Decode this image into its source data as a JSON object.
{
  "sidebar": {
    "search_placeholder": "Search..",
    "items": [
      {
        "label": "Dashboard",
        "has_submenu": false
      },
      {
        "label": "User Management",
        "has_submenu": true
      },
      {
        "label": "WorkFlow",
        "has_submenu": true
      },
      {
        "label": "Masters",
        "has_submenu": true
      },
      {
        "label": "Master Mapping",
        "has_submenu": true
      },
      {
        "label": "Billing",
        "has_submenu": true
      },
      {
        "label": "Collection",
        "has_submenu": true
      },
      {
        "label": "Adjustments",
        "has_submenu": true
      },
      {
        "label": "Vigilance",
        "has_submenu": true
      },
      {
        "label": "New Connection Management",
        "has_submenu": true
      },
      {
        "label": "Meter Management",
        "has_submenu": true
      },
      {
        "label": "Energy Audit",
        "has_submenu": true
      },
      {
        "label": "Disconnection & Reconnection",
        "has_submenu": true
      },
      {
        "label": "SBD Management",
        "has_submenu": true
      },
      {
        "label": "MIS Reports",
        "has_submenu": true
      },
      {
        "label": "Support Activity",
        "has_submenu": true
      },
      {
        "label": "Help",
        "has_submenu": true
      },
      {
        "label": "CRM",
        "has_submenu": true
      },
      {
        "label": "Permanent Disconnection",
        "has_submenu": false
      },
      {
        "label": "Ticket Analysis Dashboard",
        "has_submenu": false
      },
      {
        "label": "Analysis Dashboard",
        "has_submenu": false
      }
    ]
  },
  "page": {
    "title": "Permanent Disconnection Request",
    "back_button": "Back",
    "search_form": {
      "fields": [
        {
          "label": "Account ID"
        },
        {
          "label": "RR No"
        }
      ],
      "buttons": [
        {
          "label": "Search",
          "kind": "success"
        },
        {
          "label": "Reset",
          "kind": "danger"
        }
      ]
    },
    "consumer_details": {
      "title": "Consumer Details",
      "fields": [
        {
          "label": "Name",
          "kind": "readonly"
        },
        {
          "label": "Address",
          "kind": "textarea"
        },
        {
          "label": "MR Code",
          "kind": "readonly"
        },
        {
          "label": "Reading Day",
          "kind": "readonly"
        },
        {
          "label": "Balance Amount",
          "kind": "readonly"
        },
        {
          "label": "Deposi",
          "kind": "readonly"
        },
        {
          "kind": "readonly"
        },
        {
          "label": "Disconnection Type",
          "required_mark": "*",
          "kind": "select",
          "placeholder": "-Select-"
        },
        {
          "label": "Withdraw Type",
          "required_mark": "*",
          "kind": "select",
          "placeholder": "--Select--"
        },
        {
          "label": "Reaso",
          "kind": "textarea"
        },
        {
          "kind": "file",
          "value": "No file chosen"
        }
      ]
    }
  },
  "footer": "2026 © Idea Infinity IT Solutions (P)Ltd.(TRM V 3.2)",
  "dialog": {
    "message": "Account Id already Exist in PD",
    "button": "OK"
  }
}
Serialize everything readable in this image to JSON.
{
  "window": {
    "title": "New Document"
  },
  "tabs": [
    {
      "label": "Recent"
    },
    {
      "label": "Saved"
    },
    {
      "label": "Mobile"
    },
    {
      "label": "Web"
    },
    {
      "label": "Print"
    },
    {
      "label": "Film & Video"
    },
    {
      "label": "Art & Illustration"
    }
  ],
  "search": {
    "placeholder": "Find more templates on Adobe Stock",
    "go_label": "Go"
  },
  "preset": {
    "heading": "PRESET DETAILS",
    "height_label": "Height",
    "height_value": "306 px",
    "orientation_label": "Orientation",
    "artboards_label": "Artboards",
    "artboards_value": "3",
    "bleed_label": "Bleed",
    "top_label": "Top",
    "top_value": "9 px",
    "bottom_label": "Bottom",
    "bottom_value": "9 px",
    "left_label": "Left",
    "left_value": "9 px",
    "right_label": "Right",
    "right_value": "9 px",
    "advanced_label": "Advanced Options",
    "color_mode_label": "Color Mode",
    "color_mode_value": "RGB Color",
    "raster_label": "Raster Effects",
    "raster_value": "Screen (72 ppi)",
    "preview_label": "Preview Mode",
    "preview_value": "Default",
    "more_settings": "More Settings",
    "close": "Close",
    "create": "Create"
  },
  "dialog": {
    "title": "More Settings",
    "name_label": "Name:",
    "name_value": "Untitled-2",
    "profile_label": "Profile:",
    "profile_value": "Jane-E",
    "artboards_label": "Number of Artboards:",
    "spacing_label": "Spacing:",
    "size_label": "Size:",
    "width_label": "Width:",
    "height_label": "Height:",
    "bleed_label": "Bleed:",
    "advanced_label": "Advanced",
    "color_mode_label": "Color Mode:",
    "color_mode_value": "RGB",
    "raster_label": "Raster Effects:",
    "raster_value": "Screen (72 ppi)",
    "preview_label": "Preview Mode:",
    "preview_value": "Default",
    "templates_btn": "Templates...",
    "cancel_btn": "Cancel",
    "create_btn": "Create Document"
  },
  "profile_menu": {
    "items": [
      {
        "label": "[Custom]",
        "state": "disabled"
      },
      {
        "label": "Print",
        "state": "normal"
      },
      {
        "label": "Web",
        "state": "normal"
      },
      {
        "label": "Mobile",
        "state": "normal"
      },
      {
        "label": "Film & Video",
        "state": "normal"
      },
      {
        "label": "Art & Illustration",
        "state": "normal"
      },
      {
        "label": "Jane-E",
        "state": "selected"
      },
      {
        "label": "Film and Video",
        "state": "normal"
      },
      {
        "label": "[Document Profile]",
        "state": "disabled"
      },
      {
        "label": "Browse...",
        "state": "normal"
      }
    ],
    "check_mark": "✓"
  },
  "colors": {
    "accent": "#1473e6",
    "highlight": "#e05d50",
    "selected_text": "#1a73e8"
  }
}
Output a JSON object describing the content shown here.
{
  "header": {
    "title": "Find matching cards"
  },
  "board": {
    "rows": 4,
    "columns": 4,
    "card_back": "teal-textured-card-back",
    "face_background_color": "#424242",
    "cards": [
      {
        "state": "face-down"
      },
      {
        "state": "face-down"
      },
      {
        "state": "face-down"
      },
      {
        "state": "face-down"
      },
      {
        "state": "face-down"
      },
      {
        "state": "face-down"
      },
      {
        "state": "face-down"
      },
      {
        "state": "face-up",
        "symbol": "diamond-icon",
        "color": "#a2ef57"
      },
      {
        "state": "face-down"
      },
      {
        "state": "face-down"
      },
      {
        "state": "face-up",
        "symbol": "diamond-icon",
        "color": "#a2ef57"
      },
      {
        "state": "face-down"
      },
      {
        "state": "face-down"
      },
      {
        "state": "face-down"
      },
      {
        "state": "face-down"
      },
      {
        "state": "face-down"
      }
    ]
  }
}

- - - - -

- TO BE DONE -
Output the line that contains "Output a JSON", followed by every later line in the listing, with no line omitted and none added.

- SOLVED EXERCISE -
Output a JSON object describing the content shown here.
{
  "header": {
    "title": "Find matching cards"
  },
  "board": {
    "rows": 4,
    "columns": 4,
    "card_back": "teal-textured-card-back",
    "face_background_color": "#424242",
    "cards": [
      {
        "state": "face-down"
      },
      {
        "state": "face-down"
      },
      {
        "state": "face-down"
      },
      {
        "state": "face-down"
      },
      {
        "state": "face-down"
      },
      {
        "state": "face-down"
      },
      {
        "state": "face-down"
      },
      {
        "state": "face-up",
        "symbol": "diamond-icon",
        "color": "#a2ef57"
      },
      {
        "state": "face-down"
      },
      {
        "state": "face-down"
      },
      {
        "state": "face-up",
        "symbol": "diamond-icon",
        "color": "#a2ef57"
      },
      {
        "state": "face-down"
      },
      {
        "state": "face-down"
      },
      {
        "state": "face-down"
      },
      {
        "state": "face-down"
      },
      {
        "state": "face-down"
      }
    ]
  }
}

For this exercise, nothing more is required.